**PROVIDED DATA**
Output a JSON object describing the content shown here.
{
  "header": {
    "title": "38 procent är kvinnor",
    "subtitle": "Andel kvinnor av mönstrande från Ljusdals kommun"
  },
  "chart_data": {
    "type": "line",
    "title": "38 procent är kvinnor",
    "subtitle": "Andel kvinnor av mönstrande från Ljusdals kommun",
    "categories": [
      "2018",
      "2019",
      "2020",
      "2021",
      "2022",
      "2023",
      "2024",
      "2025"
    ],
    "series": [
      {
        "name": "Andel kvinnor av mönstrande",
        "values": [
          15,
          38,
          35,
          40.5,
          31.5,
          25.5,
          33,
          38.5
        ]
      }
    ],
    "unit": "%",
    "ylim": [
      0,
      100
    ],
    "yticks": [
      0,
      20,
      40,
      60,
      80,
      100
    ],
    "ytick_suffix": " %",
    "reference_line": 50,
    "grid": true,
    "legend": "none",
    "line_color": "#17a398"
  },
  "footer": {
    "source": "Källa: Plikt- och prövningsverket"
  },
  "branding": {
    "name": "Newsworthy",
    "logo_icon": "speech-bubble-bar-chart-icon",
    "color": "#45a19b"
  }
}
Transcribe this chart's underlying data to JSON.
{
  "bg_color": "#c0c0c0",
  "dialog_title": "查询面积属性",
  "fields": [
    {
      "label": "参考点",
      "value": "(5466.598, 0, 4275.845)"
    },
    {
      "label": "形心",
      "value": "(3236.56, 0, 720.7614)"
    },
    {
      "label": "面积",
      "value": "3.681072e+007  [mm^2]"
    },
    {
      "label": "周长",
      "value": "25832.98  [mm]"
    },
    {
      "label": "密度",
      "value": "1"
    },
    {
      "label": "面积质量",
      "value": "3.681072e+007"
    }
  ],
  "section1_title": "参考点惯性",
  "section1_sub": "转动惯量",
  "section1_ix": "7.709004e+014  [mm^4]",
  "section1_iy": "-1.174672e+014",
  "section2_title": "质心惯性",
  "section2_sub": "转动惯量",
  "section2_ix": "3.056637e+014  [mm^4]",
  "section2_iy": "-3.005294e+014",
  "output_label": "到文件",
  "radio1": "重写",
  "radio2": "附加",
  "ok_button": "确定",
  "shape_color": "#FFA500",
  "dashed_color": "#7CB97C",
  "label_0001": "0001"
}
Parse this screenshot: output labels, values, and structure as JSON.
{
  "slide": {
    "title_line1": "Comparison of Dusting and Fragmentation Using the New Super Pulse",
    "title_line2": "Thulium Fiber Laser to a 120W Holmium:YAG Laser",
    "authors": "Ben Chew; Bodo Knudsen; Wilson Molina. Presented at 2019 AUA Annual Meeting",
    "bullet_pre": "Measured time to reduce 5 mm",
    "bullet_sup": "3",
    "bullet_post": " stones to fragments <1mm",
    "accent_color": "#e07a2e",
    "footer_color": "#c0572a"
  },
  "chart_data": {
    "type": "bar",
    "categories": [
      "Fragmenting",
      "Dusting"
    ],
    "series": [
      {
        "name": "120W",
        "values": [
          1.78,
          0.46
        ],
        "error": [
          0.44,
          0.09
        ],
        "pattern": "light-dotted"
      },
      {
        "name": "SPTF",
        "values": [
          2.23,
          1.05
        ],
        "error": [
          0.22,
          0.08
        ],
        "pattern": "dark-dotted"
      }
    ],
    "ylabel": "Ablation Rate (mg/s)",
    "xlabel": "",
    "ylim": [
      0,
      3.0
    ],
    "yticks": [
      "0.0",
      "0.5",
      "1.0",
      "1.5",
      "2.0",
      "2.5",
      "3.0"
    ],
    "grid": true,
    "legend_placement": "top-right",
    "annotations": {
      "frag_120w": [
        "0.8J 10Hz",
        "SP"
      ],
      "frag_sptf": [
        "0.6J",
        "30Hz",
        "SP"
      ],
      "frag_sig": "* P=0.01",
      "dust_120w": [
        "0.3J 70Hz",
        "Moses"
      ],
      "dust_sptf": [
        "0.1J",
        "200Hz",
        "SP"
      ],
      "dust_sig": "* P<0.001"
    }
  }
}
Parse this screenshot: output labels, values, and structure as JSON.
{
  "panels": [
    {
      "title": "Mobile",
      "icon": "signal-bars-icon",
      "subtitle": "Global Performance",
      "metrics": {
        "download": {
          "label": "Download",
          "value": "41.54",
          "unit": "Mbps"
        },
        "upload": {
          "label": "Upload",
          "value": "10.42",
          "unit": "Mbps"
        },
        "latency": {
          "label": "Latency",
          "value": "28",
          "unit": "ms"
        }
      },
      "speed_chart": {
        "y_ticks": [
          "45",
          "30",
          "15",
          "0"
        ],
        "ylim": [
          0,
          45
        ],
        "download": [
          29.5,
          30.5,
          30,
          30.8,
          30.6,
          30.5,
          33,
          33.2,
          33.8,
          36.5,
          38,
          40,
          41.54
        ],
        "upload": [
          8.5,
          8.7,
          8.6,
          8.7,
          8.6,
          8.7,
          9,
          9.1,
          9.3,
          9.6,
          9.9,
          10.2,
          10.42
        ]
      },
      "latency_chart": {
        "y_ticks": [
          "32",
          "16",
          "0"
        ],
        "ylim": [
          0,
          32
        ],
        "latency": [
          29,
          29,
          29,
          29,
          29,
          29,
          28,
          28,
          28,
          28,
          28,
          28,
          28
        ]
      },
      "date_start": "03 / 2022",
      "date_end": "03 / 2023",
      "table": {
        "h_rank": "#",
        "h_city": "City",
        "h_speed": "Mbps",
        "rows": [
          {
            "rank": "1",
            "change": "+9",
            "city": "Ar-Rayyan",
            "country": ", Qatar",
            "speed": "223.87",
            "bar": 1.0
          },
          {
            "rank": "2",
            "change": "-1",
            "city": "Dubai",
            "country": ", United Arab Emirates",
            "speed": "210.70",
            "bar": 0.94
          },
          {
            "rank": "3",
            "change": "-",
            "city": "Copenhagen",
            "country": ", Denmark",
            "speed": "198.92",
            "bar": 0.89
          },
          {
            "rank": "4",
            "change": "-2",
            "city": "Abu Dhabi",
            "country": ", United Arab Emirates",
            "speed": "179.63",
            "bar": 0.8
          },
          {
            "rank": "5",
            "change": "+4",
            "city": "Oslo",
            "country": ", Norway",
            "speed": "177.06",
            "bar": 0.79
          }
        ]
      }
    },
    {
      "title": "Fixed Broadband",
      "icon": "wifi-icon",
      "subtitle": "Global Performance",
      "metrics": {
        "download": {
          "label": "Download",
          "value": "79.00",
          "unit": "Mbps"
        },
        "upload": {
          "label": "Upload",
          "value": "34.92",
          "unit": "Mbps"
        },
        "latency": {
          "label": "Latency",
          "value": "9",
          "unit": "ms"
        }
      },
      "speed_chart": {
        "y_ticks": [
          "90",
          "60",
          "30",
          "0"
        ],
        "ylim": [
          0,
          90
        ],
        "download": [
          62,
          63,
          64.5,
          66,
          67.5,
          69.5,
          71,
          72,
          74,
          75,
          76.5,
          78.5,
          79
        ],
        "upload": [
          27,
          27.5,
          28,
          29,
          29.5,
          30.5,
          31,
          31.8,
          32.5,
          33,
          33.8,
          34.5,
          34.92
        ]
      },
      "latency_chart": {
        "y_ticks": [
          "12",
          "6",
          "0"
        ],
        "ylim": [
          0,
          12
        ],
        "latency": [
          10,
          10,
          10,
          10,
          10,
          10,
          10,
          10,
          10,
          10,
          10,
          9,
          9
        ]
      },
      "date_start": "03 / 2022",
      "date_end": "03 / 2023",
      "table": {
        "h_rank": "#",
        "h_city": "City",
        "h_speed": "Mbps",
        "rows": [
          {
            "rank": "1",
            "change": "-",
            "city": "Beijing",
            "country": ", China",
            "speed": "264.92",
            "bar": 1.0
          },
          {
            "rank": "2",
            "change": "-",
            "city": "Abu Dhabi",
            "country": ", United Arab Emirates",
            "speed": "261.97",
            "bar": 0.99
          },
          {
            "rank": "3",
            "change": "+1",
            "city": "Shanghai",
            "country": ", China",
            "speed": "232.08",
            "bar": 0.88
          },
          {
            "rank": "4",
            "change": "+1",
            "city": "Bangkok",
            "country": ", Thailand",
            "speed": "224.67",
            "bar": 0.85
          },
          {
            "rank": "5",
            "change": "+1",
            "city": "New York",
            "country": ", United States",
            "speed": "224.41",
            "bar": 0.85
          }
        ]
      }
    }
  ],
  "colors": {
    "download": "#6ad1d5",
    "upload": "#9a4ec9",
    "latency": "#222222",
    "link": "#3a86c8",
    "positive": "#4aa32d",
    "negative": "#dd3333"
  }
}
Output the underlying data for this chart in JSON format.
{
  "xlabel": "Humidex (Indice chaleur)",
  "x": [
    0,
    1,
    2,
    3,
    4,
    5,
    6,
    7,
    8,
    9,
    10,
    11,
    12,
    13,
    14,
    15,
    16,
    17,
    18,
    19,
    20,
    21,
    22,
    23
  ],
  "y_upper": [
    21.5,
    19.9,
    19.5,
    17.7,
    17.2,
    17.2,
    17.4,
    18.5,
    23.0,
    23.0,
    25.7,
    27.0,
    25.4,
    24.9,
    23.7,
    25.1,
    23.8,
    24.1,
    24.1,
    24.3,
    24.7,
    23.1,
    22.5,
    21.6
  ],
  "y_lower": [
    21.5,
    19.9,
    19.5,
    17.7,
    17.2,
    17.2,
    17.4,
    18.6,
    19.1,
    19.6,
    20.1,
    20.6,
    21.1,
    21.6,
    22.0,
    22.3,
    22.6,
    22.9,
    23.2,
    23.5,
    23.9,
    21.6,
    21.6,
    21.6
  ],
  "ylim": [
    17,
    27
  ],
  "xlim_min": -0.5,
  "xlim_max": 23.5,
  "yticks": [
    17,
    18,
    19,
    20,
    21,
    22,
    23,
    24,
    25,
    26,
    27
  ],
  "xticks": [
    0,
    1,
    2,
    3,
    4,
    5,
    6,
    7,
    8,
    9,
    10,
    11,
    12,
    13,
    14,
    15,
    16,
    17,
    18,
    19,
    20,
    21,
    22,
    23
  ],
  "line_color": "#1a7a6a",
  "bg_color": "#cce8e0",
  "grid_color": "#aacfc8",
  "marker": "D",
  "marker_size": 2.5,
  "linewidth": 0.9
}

**WORK REQUIRED**
Go through the listing above and list every line that has the word "dotted".

**CORRECT ANSWER**
        "pattern": "light-dotted"
        "pattern": "dark-dotted"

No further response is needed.